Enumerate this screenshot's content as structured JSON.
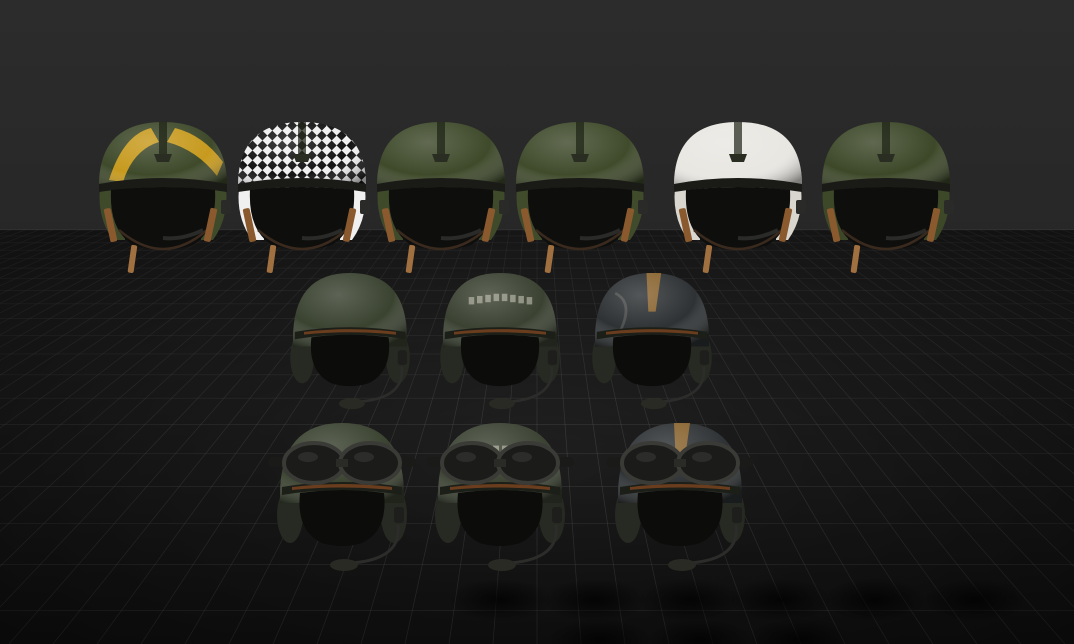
{
  "scene": {
    "background_colors": {
      "top": "#2c2c2c",
      "bottom": "#141414",
      "grid_line": "#5a5a5a"
    },
    "helmets": [
      {
        "model": "flight",
        "pattern": "yellow-chevron",
        "shell_color": "#3f4a2b",
        "accent_color": "#c79a1e"
      },
      {
        "model": "flight",
        "pattern": "checkerboard",
        "shell_color": "#f0f0f0",
        "accent_color": "#141414"
      },
      {
        "model": "flight",
        "pattern": "plain",
        "shell_color": "#3f4a2b",
        "accent_color": ""
      },
      {
        "model": "flight",
        "pattern": "plain",
        "shell_color": "#404b2c",
        "accent_color": ""
      },
      {
        "model": "flight",
        "pattern": "plain",
        "shell_color": "#e9e7e2",
        "accent_color": ""
      },
      {
        "model": "flight",
        "pattern": "plain",
        "shell_color": "#3d4829",
        "accent_color": ""
      },
      {
        "model": "tanker",
        "pattern": "plain",
        "shell_color": "#3a4230",
        "accent_color": ""
      },
      {
        "model": "tanker",
        "pattern": "painted-lettering",
        "shell_color": "#3b4232",
        "accent_color": "#a5a596"
      },
      {
        "model": "tanker",
        "pattern": "worn-stripe",
        "shell_color": "#2e3234",
        "accent_color": "#a0702f"
      },
      {
        "model": "tanker-goggles",
        "pattern": "plain",
        "shell_color": "#3a4230",
        "accent_color": ""
      },
      {
        "model": "tanker-goggles",
        "pattern": "painted-lettering",
        "shell_color": "#3b4232",
        "accent_color": "#a5a596"
      },
      {
        "model": "tanker-goggles",
        "pattern": "worn-stripe",
        "shell_color": "#2e3234",
        "accent_color": "#a0702f"
      }
    ]
  }
}
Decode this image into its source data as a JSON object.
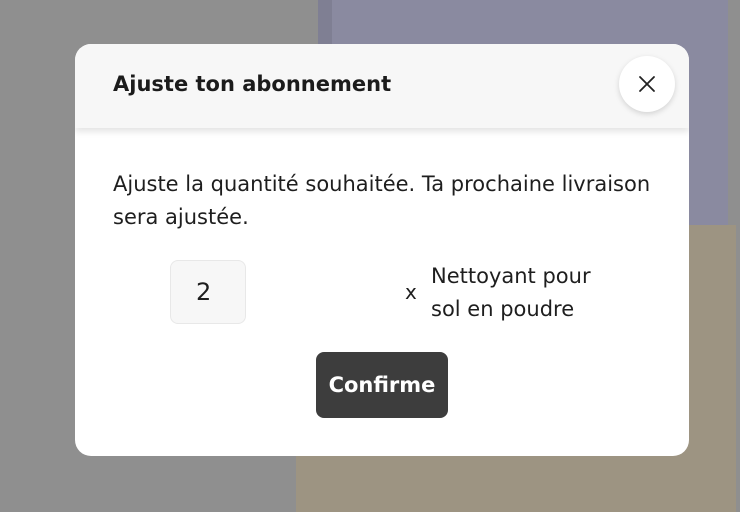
{
  "modal": {
    "title": "Ajuste ton abonnement",
    "close_icon": "close-icon",
    "description": "Ajuste la quantité souhaitée. Ta prochaine livraison sera ajustée.",
    "quantity": "2",
    "times_sign": "x",
    "product_name": "Nettoyant pour sol en poudre",
    "confirm_label": "Confirme"
  },
  "colors": {
    "overlay": "#8f8f8f",
    "header_bg": "#f7f7f7",
    "button_bg": "#3d3d3d",
    "text": "#1e1e1e"
  }
}
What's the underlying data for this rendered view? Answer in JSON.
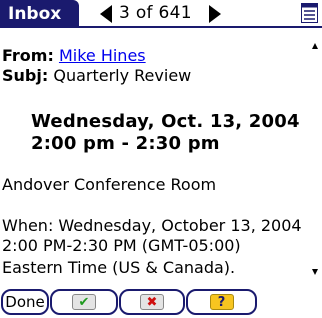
{
  "header": {
    "title": "Inbox",
    "message_position": "3 of 641",
    "accent_color": "#1a1a6e"
  },
  "message": {
    "from_label": "From:",
    "from_value": "Mike Hines",
    "subject_label": "Subj:",
    "subject_value": "Quarterly Review",
    "date_line": "Wednesday, Oct. 13, 2004",
    "time_line": "2:00 pm - 2:30 pm",
    "location": "Andover Conference Room",
    "details": [
      "When: Wednesday, October 13, 2004",
      "2:00 PM-2:30 PM (GMT-05:00)",
      "Eastern Time (US & Canada)."
    ]
  },
  "buttons": {
    "done_label": "Done",
    "accept_icon": "check-icon",
    "decline_icon": "x-icon",
    "tentative_icon": "question-icon",
    "accept_glyph": "✔",
    "decline_glyph": "✖",
    "tentative_glyph": "?"
  }
}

§ EXERCISE BRIEF
Copy each line holding the word "icon" from the listing above.

§ EXERCISE ANSWER
    "close_icon": "close-icon",
    "accept_icon": "check-icon",
    "decline_icon": "x-icon",
    "tentative_icon": "question-icon",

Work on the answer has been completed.